Direction:
Give back all the data exactly, line by line.

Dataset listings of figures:

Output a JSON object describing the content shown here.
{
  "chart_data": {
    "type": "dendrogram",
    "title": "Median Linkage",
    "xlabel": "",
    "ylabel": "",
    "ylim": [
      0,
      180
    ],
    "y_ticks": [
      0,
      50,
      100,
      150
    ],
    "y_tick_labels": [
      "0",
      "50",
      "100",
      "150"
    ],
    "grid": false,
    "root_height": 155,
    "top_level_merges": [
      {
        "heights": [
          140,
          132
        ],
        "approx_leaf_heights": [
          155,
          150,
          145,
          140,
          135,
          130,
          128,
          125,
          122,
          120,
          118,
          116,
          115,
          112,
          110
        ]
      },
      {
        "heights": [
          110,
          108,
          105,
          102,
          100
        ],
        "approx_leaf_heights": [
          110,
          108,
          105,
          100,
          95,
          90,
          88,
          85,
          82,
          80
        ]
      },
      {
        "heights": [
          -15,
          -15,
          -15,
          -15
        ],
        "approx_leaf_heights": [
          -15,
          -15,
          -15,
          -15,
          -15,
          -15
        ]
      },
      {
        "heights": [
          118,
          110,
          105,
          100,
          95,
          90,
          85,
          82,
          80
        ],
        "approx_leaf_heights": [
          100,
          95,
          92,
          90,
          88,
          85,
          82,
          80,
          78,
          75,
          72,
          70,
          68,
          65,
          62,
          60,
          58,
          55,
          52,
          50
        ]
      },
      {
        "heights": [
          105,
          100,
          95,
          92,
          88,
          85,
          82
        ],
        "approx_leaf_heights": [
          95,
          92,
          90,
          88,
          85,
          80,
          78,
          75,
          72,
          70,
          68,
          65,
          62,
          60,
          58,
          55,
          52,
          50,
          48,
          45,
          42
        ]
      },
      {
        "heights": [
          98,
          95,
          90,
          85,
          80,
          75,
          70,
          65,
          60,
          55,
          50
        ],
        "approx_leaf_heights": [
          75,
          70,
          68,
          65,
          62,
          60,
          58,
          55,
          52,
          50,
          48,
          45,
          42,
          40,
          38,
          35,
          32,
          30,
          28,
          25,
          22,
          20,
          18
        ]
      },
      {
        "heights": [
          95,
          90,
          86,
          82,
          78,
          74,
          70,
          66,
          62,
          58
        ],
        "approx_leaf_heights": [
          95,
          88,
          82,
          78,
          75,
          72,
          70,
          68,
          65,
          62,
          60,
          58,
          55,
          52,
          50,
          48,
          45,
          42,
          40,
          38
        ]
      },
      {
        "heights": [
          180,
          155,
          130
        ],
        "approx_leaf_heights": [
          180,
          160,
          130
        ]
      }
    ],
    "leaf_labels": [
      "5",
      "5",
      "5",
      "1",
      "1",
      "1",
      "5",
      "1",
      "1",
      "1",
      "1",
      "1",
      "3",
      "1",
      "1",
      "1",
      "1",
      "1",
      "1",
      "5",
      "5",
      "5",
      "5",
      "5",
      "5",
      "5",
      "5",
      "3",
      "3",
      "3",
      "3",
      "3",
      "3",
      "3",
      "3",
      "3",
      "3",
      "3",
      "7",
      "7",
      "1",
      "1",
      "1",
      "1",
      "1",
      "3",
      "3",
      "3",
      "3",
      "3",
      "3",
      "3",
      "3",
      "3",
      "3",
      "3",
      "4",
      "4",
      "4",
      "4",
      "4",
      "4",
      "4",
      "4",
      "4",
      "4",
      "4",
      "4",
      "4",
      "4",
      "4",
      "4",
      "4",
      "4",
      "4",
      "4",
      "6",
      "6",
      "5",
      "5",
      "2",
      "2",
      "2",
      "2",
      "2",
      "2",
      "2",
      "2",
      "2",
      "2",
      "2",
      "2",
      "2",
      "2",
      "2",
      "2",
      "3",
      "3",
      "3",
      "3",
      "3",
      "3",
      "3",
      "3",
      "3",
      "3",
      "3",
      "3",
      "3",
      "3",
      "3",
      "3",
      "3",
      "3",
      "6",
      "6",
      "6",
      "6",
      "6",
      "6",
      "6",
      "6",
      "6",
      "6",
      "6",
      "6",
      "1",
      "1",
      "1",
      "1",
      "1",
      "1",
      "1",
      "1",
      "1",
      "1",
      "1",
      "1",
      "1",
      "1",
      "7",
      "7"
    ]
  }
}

Worked solution:
Output a JSON object describing the content shown here.
{
  "chart_data": {
    "type": "dendrogram",
    "title": "Median Linkage",
    "xlabel": "",
    "ylabel": "",
    "ylim": [
      0,
      180
    ],
    "y_ticks": [
      0,
      50,
      100,
      150
    ],
    "y_tick_labels": [
      "0",
      "50",
      "100",
      "150"
    ],
    "grid": false,
    "root_height": 155,
    "top_level_merges": [
      {
        "heights": [
          140,
          132
        ],
        "approx_leaf_heights": [
          155,
          150,
          145,
          140,
          135,
          130,
          128,
          125,
          122,
          120,
          118,
          116,
          115,
          112,
          110
        ]
      },
      {
        "heights": [
          110,
          108,
          105,
          102,
          100
        ],
        "approx_leaf_heights": [
          110,
          108,
          105,
          100,
          95,
          90,
          88,
          85,
          82,
          80
        ]
      },
      {
        "heights": [
          -15,
          -15,
          -15,
          -15
        ],
        "approx_leaf_heights": [
          -15,
          -15,
          -15,
          -15,
          -15,
          -15
        ]
      },
      {
        "heights": [
          118,
          110,
          105,
          100,
          95,
          90,
          85,
          82,
          80
        ],
        "approx_leaf_heights": [
          100,
          95,
          92,
          90,
          88,
          85,
          82,
          80,
          78,
          75,
          72,
          70,
          68,
          65,
          62,
          60,
          58,
          55,
          52,
          50
        ]
      },
      {
        "heights": [
          105,
          100,
          95,
          92,
          88,
          85,
          82
        ],
        "approx_leaf_heights": [
          95,
          92,
          90,
          88,
          85,
          80,
          78,
          75,
          72,
          70,
          68,
          65,
          62,
          60,
          58,
          55,
          52,
          50,
          48,
          45,
          42
        ]
      },
      {
        "heights": [
          98,
          95,
          90,
          85,
          80,
          75,
          70,
          65,
          60,
          55,
          50
        ],
        "approx_leaf_heights": [
          75,
          70,
          68,
          65,
          62,
          60,
          58,
          55,
          52,
          50,
          48,
          45,
          42,
          40,
          38,
          35,
          32,
          30,
          28,
          25,
          22,
          20,
          18
        ]
      },
      {
        "heights": [
          95,
          90,
          86,
          82,
          78,
          74,
          70,
          66,
          62,
          58
        ],
        "approx_leaf_heights": [
          95,
          88,
          82,
          78,
          75,
          72,
          70,
          68,
          65,
          62,
          60,
          58,
          55,
          52,
          50,
          48,
          45,
          42,
          40,
          38
        ]
      },
      {
        "heights": [
          180,
          155,
          130
        ],
        "approx_leaf_heights": [
          180,
          160,
          130
        ]
      }
    ],
    "leaf_labels": [
      "5",
      "5",
      "5",
      "1",
      "1",
      "1",
      "5",
      "1",
      "1",
      "1",
      "1",
      "1",
      "3",
      "1",
      "1",
      "1",
      "1",
      "1",
      "1",
      "5",
      "5",
      "5",
      "5",
      "5",
      "5",
      "5",
      "5",
      "3",
      "3",
      "3",
      "3",
      "3",
      "3",
      "3",
      "3",
      "3",
      "3",
      "3",
      "7",
      "7",
      "1",
      "1",
      "1",
      "1",
      "1",
      "3",
      "3",
      "3",
      "3",
      "3",
      "3",
      "3",
      "3",
      "3",
      "3",
      "3",
      "4",
      "4",
      "4",
      "4",
      "4",
      "4",
      "4",
      "4",
      "4",
      "4",
      "4",
      "4",
      "4",
      "4",
      "4",
      "4",
      "4",
      "4",
      "4",
      "4",
      "6",
      "6",
      "5",
      "5",
      "2",
      "2",
      "2",
      "2",
      "2",
      "2",
      "2",
      "2",
      "2",
      "2",
      "2",
      "2",
      "2",
      "2",
      "2",
      "2",
      "3",
      "3",
      "3",
      "3",
      "3",
      "3",
      "3",
      "3",
      "3",
      "3",
      "3",
      "3",
      "3",
      "3",
      "3",
      "3",
      "3",
      "3",
      "6",
      "6",
      "6",
      "6",
      "6",
      "6",
      "6",
      "6",
      "6",
      "6",
      "6",
      "6",
      "1",
      "1",
      "1",
      "1",
      "1",
      "1",
      "1",
      "1",
      "1",
      "1",
      "1",
      "1",
      "1",
      "1",
      "7",
      "7"
    ]
  }
}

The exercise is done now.